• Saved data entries
--- begin ---
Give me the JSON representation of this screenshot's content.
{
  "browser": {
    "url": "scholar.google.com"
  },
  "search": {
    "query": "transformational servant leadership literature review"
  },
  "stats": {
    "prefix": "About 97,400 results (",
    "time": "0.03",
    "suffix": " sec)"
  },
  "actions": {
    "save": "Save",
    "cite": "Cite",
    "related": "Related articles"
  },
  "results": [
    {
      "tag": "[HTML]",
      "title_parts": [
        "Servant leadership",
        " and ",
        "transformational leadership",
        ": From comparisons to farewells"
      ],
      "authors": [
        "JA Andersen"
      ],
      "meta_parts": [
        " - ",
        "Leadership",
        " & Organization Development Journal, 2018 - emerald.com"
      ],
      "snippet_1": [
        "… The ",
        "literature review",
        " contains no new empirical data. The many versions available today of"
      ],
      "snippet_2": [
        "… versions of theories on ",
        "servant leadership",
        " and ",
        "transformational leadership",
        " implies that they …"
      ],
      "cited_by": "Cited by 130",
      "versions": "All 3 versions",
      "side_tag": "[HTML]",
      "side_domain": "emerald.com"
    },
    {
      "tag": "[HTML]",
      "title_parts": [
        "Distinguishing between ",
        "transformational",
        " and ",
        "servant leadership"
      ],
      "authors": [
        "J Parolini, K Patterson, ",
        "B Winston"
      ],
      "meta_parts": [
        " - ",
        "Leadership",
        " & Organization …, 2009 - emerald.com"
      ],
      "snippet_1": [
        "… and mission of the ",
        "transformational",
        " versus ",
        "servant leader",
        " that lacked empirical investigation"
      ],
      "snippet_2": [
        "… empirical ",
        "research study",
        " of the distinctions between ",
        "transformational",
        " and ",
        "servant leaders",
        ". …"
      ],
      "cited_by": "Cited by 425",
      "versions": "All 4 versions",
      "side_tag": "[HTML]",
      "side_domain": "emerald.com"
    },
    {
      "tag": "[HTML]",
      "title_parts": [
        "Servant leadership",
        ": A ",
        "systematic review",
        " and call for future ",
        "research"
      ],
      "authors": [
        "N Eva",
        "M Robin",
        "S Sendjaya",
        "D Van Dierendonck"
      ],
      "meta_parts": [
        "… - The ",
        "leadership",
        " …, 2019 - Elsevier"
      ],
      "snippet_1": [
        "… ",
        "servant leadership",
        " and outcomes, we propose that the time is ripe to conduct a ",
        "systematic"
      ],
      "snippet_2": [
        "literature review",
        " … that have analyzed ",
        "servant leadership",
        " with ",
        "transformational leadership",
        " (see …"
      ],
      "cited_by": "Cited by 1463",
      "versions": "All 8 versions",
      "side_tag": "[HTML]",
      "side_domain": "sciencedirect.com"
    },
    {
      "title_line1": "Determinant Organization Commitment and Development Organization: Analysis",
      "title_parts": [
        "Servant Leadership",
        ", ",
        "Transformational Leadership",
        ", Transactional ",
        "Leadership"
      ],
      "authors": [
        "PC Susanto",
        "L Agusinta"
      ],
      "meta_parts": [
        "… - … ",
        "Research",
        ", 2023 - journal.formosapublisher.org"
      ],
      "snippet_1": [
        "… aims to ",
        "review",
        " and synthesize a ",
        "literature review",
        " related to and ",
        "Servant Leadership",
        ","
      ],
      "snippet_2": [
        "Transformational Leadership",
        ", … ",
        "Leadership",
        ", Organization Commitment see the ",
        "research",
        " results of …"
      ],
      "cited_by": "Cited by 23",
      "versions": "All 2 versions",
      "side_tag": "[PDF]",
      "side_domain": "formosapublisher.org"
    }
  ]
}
--- end ---
Pull out every line of the records above that contains the word "Organization".

• Written response
        " & Organization Development Journal, 2018 - emerald.com"
        " & Organization …, 2009 - emerald.com"
      "title_line1": "Determinant Organization Commitment and Development Organization: Analysis",
        ", Organization Commitment see the ",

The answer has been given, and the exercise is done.